Collected data

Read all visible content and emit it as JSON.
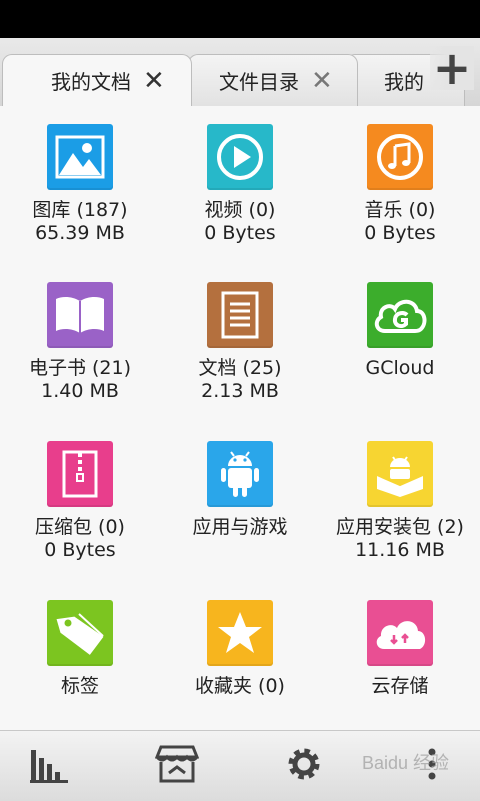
{
  "tabs": [
    {
      "label": "我的文档",
      "close": "✕"
    },
    {
      "label": "文件目录",
      "close": "✕"
    },
    {
      "label": "我的"
    }
  ],
  "add_tab": "+",
  "items": [
    {
      "name": "图库 (187)",
      "size": "65.39 MB",
      "icon": "gallery-icon",
      "color": "#1b9de6"
    },
    {
      "name": "视频 (0)",
      "size": "0 Bytes",
      "icon": "video-play-icon",
      "color": "#27b8c9"
    },
    {
      "name": "音乐 (0)",
      "size": "0 Bytes",
      "icon": "music-note-icon",
      "color": "#f58a1f"
    },
    {
      "name": "电子书 (21)",
      "size": "1.40 MB",
      "icon": "book-icon",
      "color": "#9a62c7"
    },
    {
      "name": "文档 (25)",
      "size": "2.13 MB",
      "icon": "document-icon",
      "color": "#b4703e"
    },
    {
      "name": "GCloud",
      "size": "",
      "icon": "gcloud-icon",
      "color": "#3cad2c"
    },
    {
      "name": "压缩包 (0)",
      "size": "0 Bytes",
      "icon": "zip-icon",
      "color": "#e83e8c"
    },
    {
      "name": "应用与游戏",
      "size": "",
      "icon": "android-icon",
      "color": "#2aa6ea"
    },
    {
      "name": "应用安装包 (2)",
      "size": "11.16 MB",
      "icon": "apk-box-icon",
      "color": "#f7d531"
    },
    {
      "name": "标签",
      "size": "",
      "icon": "tag-icon",
      "color": "#7cc520"
    },
    {
      "name": "收藏夹 (0)",
      "size": "",
      "icon": "star-icon",
      "color": "#f7b51e"
    },
    {
      "name": "云存储",
      "size": "",
      "icon": "cloud-storage-icon",
      "color": "#e94f93"
    }
  ],
  "bottom_nav": [
    {
      "icon": "chart-icon"
    },
    {
      "icon": "store-icon"
    },
    {
      "icon": "gear-icon"
    },
    {
      "icon": "more-icon"
    }
  ],
  "watermark": "Baidu 经验"
}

- **Problem to solve**: Without the pictures, restate each entry exactly.

- **The answer**:
Read all visible content and emit it as JSON.
{
  "tabs": [
    {
      "label": "我的文档",
      "close": "✕"
    },
    {
      "label": "文件目录",
      "close": "✕"
    },
    {
      "label": "我的"
    }
  ],
  "add_tab": "+",
  "items": [
    {
      "name": "图库 (187)",
      "size": "65.39 MB",
      "icon": "gallery-icon",
      "color": "#1b9de6"
    },
    {
      "name": "视频 (0)",
      "size": "0 Bytes",
      "icon": "video-play-icon",
      "color": "#27b8c9"
    },
    {
      "name": "音乐 (0)",
      "size": "0 Bytes",
      "icon": "music-note-icon",
      "color": "#f58a1f"
    },
    {
      "name": "电子书 (21)",
      "size": "1.40 MB",
      "icon": "book-icon",
      "color": "#9a62c7"
    },
    {
      "name": "文档 (25)",
      "size": "2.13 MB",
      "icon": "document-icon",
      "color": "#b4703e"
    },
    {
      "name": "GCloud",
      "size": "",
      "icon": "gcloud-icon",
      "color": "#3cad2c"
    },
    {
      "name": "压缩包 (0)",
      "size": "0 Bytes",
      "icon": "zip-icon",
      "color": "#e83e8c"
    },
    {
      "name": "应用与游戏",
      "size": "",
      "icon": "android-icon",
      "color": "#2aa6ea"
    },
    {
      "name": "应用安装包 (2)",
      "size": "11.16 MB",
      "icon": "apk-box-icon",
      "color": "#f7d531"
    },
    {
      "name": "标签",
      "size": "",
      "icon": "tag-icon",
      "color": "#7cc520"
    },
    {
      "name": "收藏夹 (0)",
      "size": "",
      "icon": "star-icon",
      "color": "#f7b51e"
    },
    {
      "name": "云存储",
      "size": "",
      "icon": "cloud-storage-icon",
      "color": "#e94f93"
    }
  ],
  "bottom_nav": [
    {
      "icon": "chart-icon"
    },
    {
      "icon": "store-icon"
    },
    {
      "icon": "gear-icon"
    },
    {
      "icon": "more-icon"
    }
  ],
  "watermark": "Baidu 经验"
}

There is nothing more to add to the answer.